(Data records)
□ □ □ □

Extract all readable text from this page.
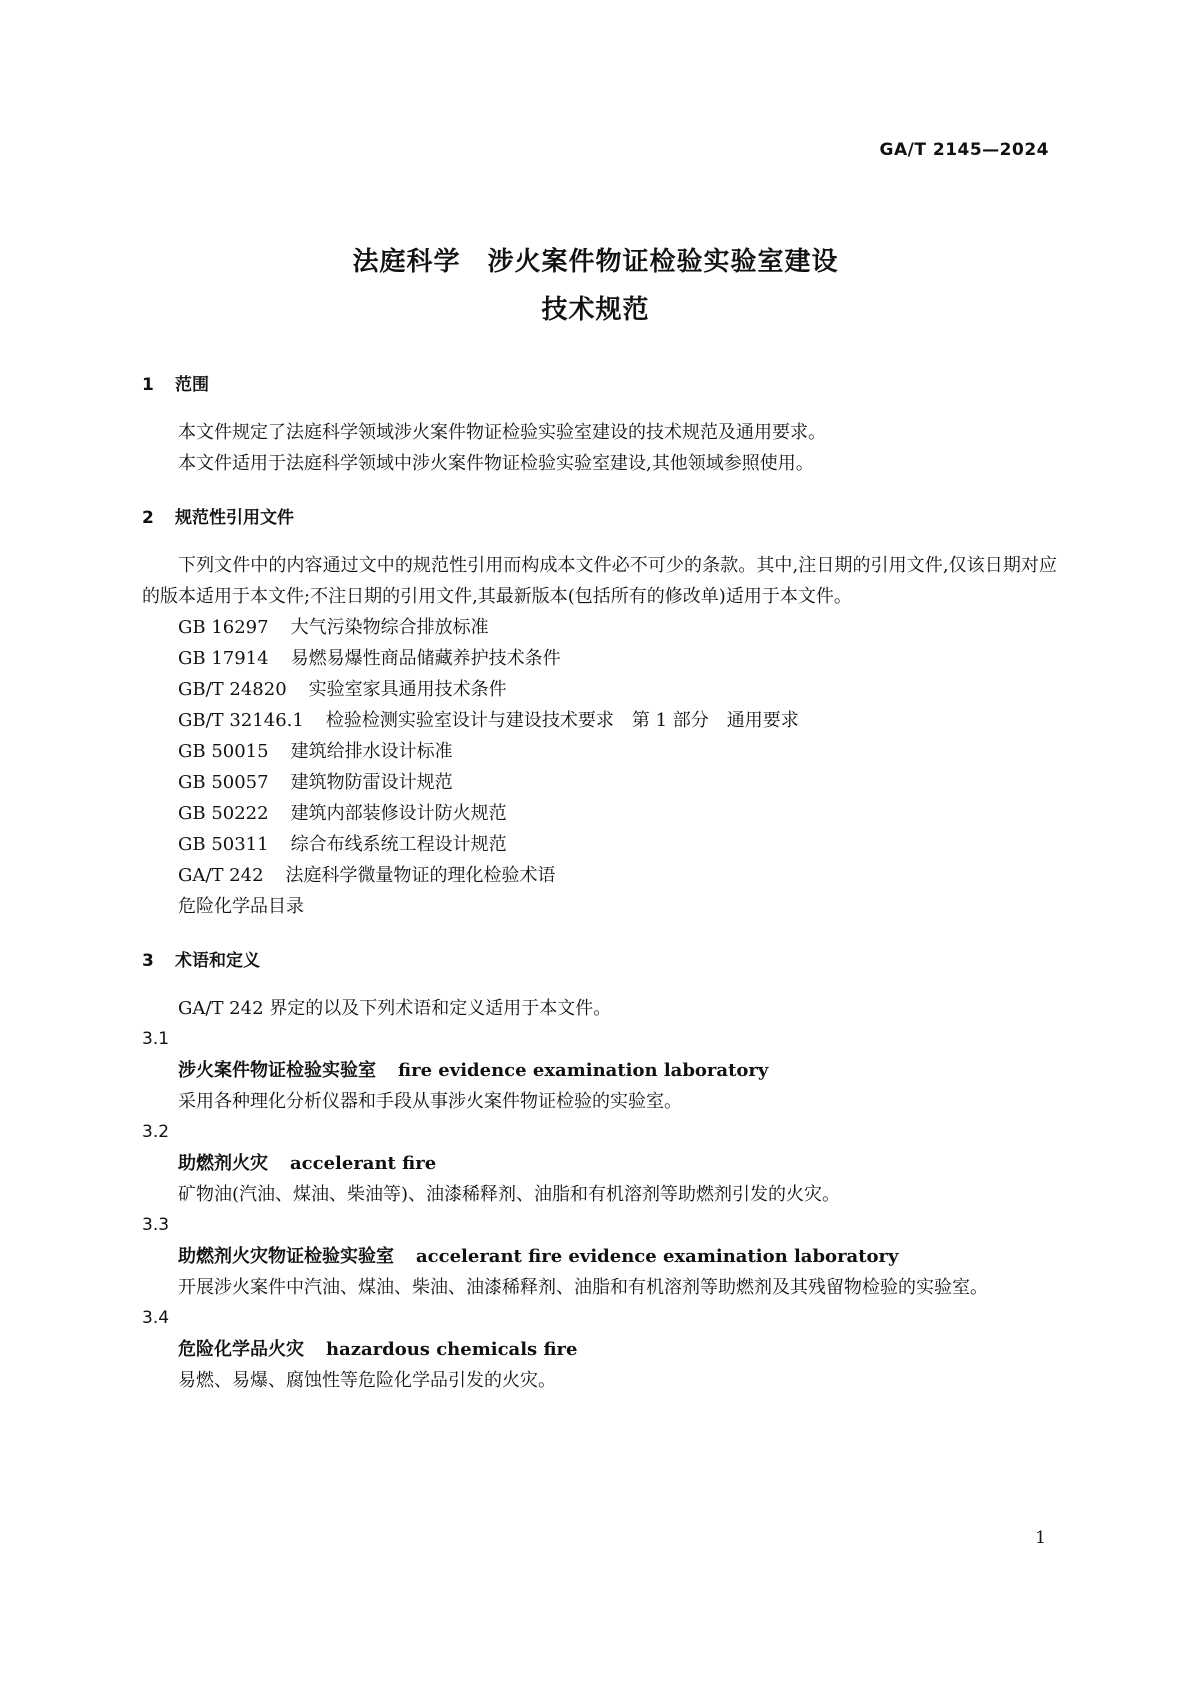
GA/T 2145—2024
法庭科学　涉火案件物证检验实验室建设
技术规范
1 范围
本文件规定了法庭科学领域涉火案件物证检验实验室建设的技术规范及通用要求。
本文件适用于法庭科学领域中涉火案件物证检验实验室建设,其他领域参照使用。
2 规范性引用文件
下列文件中的内容通过文中的规范性引用而构成本文件必不可少的条款。其中,注日期的引用文件,仅该日期对应的版本适用于本文件;不注日期的引用文件,其最新版本(包括所有的修改单)适用于本文件。
GB 16297 大气污染物综合排放标准
GB 17914 易燃易爆性商品储藏养护技术条件
GB/T 24820 实验室家具通用技术条件
GB/T 32146.1 检验检测实验室设计与建设技术要求　第 1 部分　通用要求
GB 50015 建筑给排水设计标准
GB 50057 建筑物防雷设计规范
GB 50222 建筑内部装修设计防火规范
GB 50311 综合布线系统工程设计规范
GA/T 242 法庭科学微量物证的理化检验术语
危险化学品目录
3 术语和定义
GA/T 242 界定的以及下列术语和定义适用于本文件。
3.1
涉火案件物证检验实验室 fire evidence examination laboratory
采用各种理化分析仪器和手段从事涉火案件物证检验的实验室。
3.2
助燃剂火灾 accelerant fire
矿物油(汽油、煤油、柴油等)、油漆稀释剂、油脂和有机溶剂等助燃剂引发的火灾。
3.3
助燃剂火灾物证检验实验室 accelerant fire evidence examination laboratory
开展涉火案件中汽油、煤油、柴油、油漆稀释剂、油脂和有机溶剂等助燃剂及其残留物检验的实验室。
3.4
危险化学品火灾 hazardous chemicals fire
易燃、易爆、腐蚀性等危险化学品引发的火灾。
1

□ □ □ □

_WRITTEN TASK_
Count the lines above that contain the word "evidence". Give only the number.

_SOLVED EXERCISE_
2